## begin
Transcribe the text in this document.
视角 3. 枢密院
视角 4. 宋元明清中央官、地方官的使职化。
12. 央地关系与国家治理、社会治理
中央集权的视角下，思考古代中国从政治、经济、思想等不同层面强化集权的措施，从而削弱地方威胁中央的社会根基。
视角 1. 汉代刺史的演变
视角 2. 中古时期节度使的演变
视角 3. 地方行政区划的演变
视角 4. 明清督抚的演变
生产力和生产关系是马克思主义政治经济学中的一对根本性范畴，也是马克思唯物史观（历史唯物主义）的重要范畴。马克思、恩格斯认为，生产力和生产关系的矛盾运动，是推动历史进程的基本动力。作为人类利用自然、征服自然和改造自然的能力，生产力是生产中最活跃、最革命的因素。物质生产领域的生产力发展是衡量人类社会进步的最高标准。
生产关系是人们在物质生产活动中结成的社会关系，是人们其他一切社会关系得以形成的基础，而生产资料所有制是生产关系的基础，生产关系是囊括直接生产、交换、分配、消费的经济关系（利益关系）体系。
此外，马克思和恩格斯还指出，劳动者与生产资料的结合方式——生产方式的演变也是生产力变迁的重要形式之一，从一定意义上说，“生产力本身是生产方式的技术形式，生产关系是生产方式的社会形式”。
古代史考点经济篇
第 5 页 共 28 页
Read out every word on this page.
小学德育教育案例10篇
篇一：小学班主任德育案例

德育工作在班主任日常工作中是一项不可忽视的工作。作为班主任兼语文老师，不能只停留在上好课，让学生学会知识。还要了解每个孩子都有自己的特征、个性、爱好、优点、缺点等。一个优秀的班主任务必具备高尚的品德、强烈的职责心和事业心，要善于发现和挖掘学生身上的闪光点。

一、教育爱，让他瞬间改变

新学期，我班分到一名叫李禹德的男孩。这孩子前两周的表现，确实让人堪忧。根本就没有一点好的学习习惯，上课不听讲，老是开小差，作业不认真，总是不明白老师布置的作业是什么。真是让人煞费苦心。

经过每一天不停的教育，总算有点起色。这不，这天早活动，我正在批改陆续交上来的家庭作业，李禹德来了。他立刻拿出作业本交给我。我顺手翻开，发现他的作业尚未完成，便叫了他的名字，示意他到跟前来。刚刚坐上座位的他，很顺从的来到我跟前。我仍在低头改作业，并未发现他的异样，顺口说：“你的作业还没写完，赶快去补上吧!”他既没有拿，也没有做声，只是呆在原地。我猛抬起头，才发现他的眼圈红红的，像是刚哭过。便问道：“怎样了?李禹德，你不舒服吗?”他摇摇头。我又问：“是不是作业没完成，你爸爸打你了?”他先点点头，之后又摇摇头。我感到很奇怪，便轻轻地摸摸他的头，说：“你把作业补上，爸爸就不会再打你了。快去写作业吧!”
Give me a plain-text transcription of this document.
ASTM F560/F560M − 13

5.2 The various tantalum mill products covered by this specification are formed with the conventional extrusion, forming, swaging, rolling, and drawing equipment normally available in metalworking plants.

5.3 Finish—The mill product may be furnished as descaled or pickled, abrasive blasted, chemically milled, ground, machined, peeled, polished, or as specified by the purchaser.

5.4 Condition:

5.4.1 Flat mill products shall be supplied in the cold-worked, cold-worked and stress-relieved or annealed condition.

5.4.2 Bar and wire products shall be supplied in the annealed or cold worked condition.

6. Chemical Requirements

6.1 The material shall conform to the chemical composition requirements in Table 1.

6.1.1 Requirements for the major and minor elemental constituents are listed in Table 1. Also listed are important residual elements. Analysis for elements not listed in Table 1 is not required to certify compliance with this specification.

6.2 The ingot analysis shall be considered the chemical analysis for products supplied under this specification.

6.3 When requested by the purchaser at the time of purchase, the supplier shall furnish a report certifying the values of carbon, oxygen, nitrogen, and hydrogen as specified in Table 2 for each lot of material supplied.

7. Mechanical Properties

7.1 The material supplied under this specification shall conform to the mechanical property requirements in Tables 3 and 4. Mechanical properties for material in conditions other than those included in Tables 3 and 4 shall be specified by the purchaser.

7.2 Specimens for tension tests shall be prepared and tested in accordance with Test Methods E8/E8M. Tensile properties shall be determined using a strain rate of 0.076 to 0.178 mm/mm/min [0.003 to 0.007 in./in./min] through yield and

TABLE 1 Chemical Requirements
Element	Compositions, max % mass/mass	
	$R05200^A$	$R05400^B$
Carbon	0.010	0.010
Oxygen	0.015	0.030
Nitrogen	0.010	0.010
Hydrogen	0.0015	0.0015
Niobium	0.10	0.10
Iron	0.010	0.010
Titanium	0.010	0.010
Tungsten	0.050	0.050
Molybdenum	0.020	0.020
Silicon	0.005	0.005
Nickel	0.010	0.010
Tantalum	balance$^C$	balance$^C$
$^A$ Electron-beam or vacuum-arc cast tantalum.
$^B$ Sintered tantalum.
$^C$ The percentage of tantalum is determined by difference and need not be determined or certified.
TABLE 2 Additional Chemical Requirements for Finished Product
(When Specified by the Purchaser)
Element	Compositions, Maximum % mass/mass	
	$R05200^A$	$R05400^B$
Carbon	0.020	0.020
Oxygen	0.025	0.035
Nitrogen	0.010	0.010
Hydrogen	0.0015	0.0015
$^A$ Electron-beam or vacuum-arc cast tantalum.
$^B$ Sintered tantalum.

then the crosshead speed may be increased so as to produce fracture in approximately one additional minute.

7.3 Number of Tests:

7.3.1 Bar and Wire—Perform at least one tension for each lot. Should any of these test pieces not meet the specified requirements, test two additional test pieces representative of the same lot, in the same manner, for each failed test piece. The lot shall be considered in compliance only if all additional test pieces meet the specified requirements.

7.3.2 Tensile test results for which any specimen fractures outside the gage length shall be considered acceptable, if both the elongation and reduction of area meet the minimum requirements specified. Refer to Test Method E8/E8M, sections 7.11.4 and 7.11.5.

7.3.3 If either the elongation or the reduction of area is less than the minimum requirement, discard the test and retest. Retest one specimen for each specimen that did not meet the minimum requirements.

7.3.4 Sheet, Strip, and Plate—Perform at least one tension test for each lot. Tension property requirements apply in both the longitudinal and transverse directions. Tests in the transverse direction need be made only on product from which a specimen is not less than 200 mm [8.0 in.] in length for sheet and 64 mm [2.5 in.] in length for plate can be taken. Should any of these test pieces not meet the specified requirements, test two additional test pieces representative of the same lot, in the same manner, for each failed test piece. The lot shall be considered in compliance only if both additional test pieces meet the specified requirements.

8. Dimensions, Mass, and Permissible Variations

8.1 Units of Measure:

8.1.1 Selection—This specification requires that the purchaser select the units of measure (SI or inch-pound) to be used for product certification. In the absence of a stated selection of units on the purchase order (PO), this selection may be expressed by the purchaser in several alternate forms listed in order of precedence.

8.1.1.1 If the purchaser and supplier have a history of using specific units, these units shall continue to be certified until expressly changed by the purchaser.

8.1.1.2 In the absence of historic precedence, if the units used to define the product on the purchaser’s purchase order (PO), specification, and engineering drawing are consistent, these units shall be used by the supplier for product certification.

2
## end
Every line of the data above should be copied exactly.

** Answer to the problem **
Transcribe the text in this document.
视角 3. 枢密院
视角 4. 宋元明清中央官、地方官的使职化。
12. 央地关系与国家治理、社会治理
中央集权的视角下，思考古代中国从政治、经济、思想等不同层面强化集权的措施，从而削弱地方威胁中央的社会根基。
视角 1. 汉代刺史的演变
视角 2. 中古时期节度使的演变
视角 3. 地方行政区划的演变
视角 4. 明清督抚的演变
生产力和生产关系是马克思主义政治经济学中的一对根本性范畴，也是马克思唯物史观（历史唯物主义）的重要范畴。马克思、恩格斯认为，生产力和生产关系的矛盾运动，是推动历史进程的基本动力。作为人类利用自然、征服自然和改造自然的能力，生产力是生产中最活跃、最革命的因素。物质生产领域的生产力发展是衡量人类社会进步的最高标准。
生产关系是人们在物质生产活动中结成的社会关系，是人们其他一切社会关系得以形成的基础，而生产资料所有制是生产关系的基础，生产关系是囊括直接生产、交换、分配、消费的经济关系（利益关系）体系。
此外，马克思和恩格斯还指出，劳动者与生产资料的结合方式——生产方式的演变也是生产力变迁的重要形式之一，从一定意义上说，“生产力本身是生产方式的技术形式，生产关系是生产方式的社会形式”。
古代史考点经济篇
第 5 页 共 28 页
Read out every word on this page.
小学德育教育案例10篇
篇一：小学班主任德育案例

德育工作在班主任日常工作中是一项不可忽视的工作。作为班主任兼语文老师，不能只停留在上好课，让学生学会知识。还要了解每个孩子都有自己的特征、个性、爱好、优点、缺点等。一个优秀的班主任务必具备高尚的品德、强烈的职责心和事业心，要善于发现和挖掘学生身上的闪光点。

一、教育爱，让他瞬间改变

新学期，我班分到一名叫李禹德的男孩。这孩子前两周的表现，确实让人堪忧。根本就没有一点好的学习习惯，上课不听讲，老是开小差，作业不认真，总是不明白老师布置的作业是什么。真是让人煞费苦心。

经过每一天不停的教育，总算有点起色。这不，这天早活动，我正在批改陆续交上来的家庭作业，李禹德来了。他立刻拿出作业本交给我。我顺手翻开，发现他的作业尚未完成，便叫了他的名字，示意他到跟前来。刚刚坐上座位的他，很顺从的来到我跟前。我仍在低头改作业，并未发现他的异样，顺口说：“你的作业还没写完，赶快去补上吧!”他既没有拿，也没有做声，只是呆在原地。我猛抬起头，才发现他的眼圈红红的，像是刚哭过。便问道：“怎样了?李禹德，你不舒服吗?”他摇摇头。我又问：“是不是作业没完成，你爸爸打你了?”他先点点头，之后又摇摇头。我感到很奇怪，便轻轻地摸摸他的头，说：“你把作业补上，爸爸就不会再打你了。快去写作业吧!”
Give me a plain-text transcription of this document.
ASTM F560/F560M − 13

5.2 The various tantalum mill products covered by this specification are formed with the conventional extrusion, forming, swaging, rolling, and drawing equipment normally available in metalworking plants.

5.3 Finish—The mill product may be furnished as descaled or pickled, abrasive blasted, chemically milled, ground, machined, peeled, polished, or as specified by the purchaser.

5.4 Condition:

5.4.1 Flat mill products shall be supplied in the cold-worked, cold-worked and stress-relieved or annealed condition.

5.4.2 Bar and wire products shall be supplied in the annealed or cold worked condition.

6. Chemical Requirements

6.1 The material shall conform to the chemical composition requirements in Table 1.

6.1.1 Requirements for the major and minor elemental constituents are listed in Table 1. Also listed are important residual elements. Analysis for elements not listed in Table 1 is not required to certify compliance with this specification.

6.2 The ingot analysis shall be considered the chemical analysis for products supplied under this specification.

6.3 When requested by the purchaser at the time of purchase, the supplier shall furnish a report certifying the values of carbon, oxygen, nitrogen, and hydrogen as specified in Table 2 for each lot of material supplied.

7. Mechanical Properties

7.1 The material supplied under this specification shall conform to the mechanical property requirements in Tables 3 and 4. Mechanical properties for material in conditions other than those included in Tables 3 and 4 shall be specified by the purchaser.

7.2 Specimens for tension tests shall be prepared and tested in accordance with Test Methods E8/E8M. Tensile properties shall be determined using a strain rate of 0.076 to 0.178 mm/mm/min [0.003 to 0.007 in./in./min] through yield and

TABLE 1 Chemical Requirements
Element	Compositions, max % mass/mass	
	$R05200^A$	$R05400^B$
Carbon	0.010	0.010
Oxygen	0.015	0.030
Nitrogen	0.010	0.010
Hydrogen	0.0015	0.0015
Niobium	0.10	0.10
Iron	0.010	0.010
Titanium	0.010	0.010
Tungsten	0.050	0.050
Molybdenum	0.020	0.020
Silicon	0.005	0.005
Nickel	0.010	0.010
Tantalum	balance$^C$	balance$^C$
$^A$ Electron-beam or vacuum-arc cast tantalum.
$^B$ Sintered tantalum.
$^C$ The percentage of tantalum is determined by difference and need not be determined or certified.
TABLE 2 Additional Chemical Requirements for Finished Product
(When Specified by the Purchaser)
Element	Compositions, Maximum % mass/mass	
	$R05200^A$	$R05400^B$
Carbon	0.020	0.020
Oxygen	0.025	0.035
Nitrogen	0.010	0.010
Hydrogen	0.0015	0.0015
$^A$ Electron-beam or vacuum-arc cast tantalum.
$^B$ Sintered tantalum.

then the crosshead speed may be increased so as to produce fracture in approximately one additional minute.

7.3 Number of Tests:

7.3.1 Bar and Wire—Perform at least one tension for each lot. Should any of these test pieces not meet the specified requirements, test two additional test pieces representative of the same lot, in the same manner, for each failed test piece. The lot shall be considered in compliance only if all additional test pieces meet the specified requirements.

7.3.2 Tensile test results for which any specimen fractures outside the gage length shall be considered acceptable, if both the elongation and reduction of area meet the minimum requirements specified. Refer to Test Method E8/E8M, sections 7.11.4 and 7.11.5.

7.3.3 If either the elongation or the reduction of area is less than the minimum requirement, discard the test and retest. Retest one specimen for each specimen that did not meet the minimum requirements.

7.3.4 Sheet, Strip, and Plate—Perform at least one tension test for each lot. Tension property requirements apply in both the longitudinal and transverse directions. Tests in the transverse direction need be made only on product from which a specimen is not less than 200 mm [8.0 in.] in length for sheet and 64 mm [2.5 in.] in length for plate can be taken. Should any of these test pieces not meet the specified requirements, test two additional test pieces representative of the same lot, in the same manner, for each failed test piece. The lot shall be considered in compliance only if both additional test pieces meet the specified requirements.

8. Dimensions, Mass, and Permissible Variations

8.1 Units of Measure:

8.1.1 Selection—This specification requires that the purchaser select the units of measure (SI or inch-pound) to be used for product certification. In the absence of a stated selection of units on the purchase order (PO), this selection may be expressed by the purchaser in several alternate forms listed in order of precedence.

8.1.1.1 If the purchaser and supplier have a history of using specific units, these units shall continue to be certified until expressly changed by the purchaser.

8.1.1.2 In the absence of historic precedence, if the units used to define the product on the purchaser’s purchase order (PO), specification, and engineering drawing are consistent, these units shall be used by the supplier for product certification.

2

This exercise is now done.